* **EXERCISE AIM**
Transcribe, word for word, the line containing "Transcribe the text in this document." and each line following it through the end of the listing below. Omit all other lines.

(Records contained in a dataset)
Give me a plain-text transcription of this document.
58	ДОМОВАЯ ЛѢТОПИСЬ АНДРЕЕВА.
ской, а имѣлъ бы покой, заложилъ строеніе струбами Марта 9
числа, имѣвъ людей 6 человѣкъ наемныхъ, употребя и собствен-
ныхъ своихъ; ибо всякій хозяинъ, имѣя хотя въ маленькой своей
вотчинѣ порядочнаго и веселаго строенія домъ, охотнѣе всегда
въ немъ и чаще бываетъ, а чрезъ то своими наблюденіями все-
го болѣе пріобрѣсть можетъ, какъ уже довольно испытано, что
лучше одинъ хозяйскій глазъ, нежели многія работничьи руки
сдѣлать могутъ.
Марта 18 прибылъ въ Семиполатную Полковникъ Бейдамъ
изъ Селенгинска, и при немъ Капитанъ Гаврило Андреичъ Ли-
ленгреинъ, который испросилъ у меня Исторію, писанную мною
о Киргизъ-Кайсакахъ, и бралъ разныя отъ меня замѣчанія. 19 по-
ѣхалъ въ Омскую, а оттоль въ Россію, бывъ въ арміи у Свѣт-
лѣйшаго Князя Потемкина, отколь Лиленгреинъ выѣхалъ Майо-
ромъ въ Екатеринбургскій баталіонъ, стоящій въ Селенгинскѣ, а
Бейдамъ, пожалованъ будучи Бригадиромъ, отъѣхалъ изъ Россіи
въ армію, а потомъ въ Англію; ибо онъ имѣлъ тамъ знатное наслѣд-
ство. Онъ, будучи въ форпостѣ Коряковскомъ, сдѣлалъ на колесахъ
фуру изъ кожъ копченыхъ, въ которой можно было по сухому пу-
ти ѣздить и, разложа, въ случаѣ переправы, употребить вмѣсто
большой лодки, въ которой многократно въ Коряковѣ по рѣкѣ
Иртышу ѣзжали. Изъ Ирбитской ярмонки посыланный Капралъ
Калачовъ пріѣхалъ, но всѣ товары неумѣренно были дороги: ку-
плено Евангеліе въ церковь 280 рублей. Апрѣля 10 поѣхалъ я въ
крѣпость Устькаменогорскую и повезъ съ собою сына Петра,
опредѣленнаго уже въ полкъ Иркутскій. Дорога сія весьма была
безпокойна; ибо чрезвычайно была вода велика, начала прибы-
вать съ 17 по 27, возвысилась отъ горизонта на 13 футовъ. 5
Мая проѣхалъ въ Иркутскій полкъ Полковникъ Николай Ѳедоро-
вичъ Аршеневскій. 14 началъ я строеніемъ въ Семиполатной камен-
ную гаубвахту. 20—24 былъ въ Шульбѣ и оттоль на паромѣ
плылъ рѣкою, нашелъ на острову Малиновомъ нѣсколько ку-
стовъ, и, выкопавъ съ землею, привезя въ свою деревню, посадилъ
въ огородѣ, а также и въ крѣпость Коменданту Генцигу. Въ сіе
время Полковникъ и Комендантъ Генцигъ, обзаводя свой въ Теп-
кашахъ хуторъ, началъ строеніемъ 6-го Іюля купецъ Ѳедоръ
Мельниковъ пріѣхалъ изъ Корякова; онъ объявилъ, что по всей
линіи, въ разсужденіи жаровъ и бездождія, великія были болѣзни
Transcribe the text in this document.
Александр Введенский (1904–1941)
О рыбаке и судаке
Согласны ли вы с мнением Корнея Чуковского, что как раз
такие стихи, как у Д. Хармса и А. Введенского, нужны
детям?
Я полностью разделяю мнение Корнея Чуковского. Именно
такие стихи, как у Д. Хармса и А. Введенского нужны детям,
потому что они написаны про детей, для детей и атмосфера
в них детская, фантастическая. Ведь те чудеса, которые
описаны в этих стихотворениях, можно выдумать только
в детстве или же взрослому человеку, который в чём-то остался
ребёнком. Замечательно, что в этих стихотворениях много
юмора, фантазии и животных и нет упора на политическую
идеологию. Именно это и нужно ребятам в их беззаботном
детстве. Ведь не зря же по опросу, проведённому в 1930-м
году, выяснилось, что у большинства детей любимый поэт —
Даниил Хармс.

* **RESPONSE TO THE EXERCISE**
Transcribe the text in this document.
Александр Введенский (1904–1941)
О рыбаке и судаке
Согласны ли вы с мнением Корнея Чуковского, что как раз
такие стихи, как у Д. Хармса и А. Введенского, нужны
детям?
Я полностью разделяю мнение Корнея Чуковского. Именно
такие стихи, как у Д. Хармса и А. Введенского нужны детям,
потому что они написаны про детей, для детей и атмосфера
в них детская, фантастическая. Ведь те чудеса, которые
описаны в этих стихотворениях, можно выдумать только
в детстве или же взрослому человеку, который в чём-то остался
ребёнком. Замечательно, что в этих стихотворениях много
юмора, фантазии и животных и нет упора на политическую
идеологию. Именно это и нужно ребятам в их беззаботном
детстве. Ведь не зря же по опросу, проведённому в 1930-м
году, выяснилось, что у большинства детей любимый поэт —
Даниил Хармс.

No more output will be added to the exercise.